--- start GIVEN RECORDS ---
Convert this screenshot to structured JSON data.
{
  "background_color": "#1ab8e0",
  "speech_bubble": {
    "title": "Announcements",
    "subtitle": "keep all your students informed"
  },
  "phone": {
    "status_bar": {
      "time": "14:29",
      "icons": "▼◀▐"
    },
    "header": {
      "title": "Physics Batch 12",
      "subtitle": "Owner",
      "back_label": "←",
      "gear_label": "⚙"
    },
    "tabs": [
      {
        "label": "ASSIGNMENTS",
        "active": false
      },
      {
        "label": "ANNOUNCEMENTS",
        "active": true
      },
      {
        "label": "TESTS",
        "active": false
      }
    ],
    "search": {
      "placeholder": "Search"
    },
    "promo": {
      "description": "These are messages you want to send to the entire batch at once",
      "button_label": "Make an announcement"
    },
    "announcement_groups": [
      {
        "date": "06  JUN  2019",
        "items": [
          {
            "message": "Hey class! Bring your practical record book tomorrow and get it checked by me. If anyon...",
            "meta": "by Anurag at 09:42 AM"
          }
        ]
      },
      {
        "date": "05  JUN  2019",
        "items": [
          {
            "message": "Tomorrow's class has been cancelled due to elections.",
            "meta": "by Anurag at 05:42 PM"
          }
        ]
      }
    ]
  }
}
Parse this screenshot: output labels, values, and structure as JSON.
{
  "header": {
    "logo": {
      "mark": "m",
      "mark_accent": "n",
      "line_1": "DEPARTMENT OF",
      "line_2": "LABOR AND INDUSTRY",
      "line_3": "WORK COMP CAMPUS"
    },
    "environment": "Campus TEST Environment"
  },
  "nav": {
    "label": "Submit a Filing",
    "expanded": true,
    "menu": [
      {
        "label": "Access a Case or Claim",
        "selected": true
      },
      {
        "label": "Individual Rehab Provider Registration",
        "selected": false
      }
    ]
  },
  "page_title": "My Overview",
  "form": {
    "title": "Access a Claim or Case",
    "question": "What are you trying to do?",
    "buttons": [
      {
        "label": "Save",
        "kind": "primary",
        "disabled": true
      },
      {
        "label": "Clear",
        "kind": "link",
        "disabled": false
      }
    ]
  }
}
--- end GIVEN RECORDS ---
WHAT TO WORK ON:
List every line above containing the word "Claim".

TASK SOLUTION:
        "label": "Access a Case or Claim",
    "title": "Access a Claim or Case",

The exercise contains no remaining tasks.